— The data —

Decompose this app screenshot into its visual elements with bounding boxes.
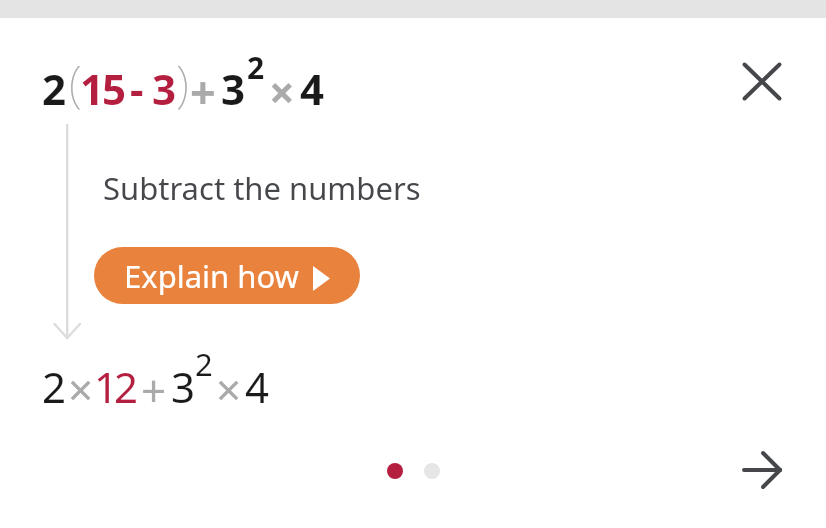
staticText: × xyxy=(216,359,242,419)
staticText: 4 xyxy=(300,60,325,117)
staticText: 2 xyxy=(42,60,67,117)
staticText: 3 xyxy=(152,60,177,117)
button[interactable]: Step 2 of 2 xyxy=(424,463,440,479)
staticText: + xyxy=(190,61,216,122)
staticText: 3 xyxy=(171,358,196,415)
button[interactable]: Step 1 of 2, selected xyxy=(387,463,403,479)
staticText: 2 xyxy=(114,358,139,415)
staticText: ) xyxy=(176,49,189,117)
button[interactable]: Close xyxy=(732,52,792,112)
staticText: 1 xyxy=(80,60,105,117)
button[interactable]: 2 times open paren 15 minus 3 close pare… xyxy=(42,48,68,116)
staticText: - xyxy=(130,60,144,117)
staticText: 5 xyxy=(102,60,127,117)
staticText: 4 xyxy=(245,358,270,415)
staticText: ( xyxy=(69,49,82,117)
staticText: 3 xyxy=(221,60,246,117)
staticText: × xyxy=(269,61,295,122)
staticText: Explain how xyxy=(124,255,299,297)
staticText: × xyxy=(68,359,94,419)
button[interactable]: Explain how xyxy=(94,247,360,304)
staticText: Subtract the numbers xyxy=(103,167,421,209)
staticText: 2 xyxy=(195,343,213,385)
staticText: 1 xyxy=(94,358,119,415)
staticText: + xyxy=(141,360,167,420)
button[interactable]: 2 times 12 plus 3 squared times 4 xyxy=(40,346,66,406)
button[interactable]: Next step xyxy=(732,440,792,500)
staticText: 2 xyxy=(247,47,265,88)
staticText: 2 xyxy=(42,358,67,415)
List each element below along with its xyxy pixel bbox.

— Required task —
Please swap "Close" for "Dismiss" in everything from the entry line containing "staticText: × xyxy=(216,359,242,419)" down to the one containing "staticText: 1 xyxy=(80,60,105,117)". Return only those lines, with nothing else altered.

— Full solution —
staticText: × xyxy=(216,359,242,419)
staticText: 4 xyxy=(300,60,325,117)
staticText: 2 xyxy=(42,60,67,117)
staticText: 3 xyxy=(152,60,177,117)
button[interactable]: Step 2 of 2 xyxy=(424,463,440,479)
staticText: + xyxy=(190,61,216,122)
staticText: 3 xyxy=(171,358,196,415)
button[interactable]: Step 1 of 2, selected xyxy=(387,463,403,479)
staticText: 2 xyxy=(114,358,139,415)
staticText: ) xyxy=(176,49,189,117)
button[interactable]: Dismiss xyxy=(732,52,792,112)
staticText: 1 xyxy=(80,60,105,117)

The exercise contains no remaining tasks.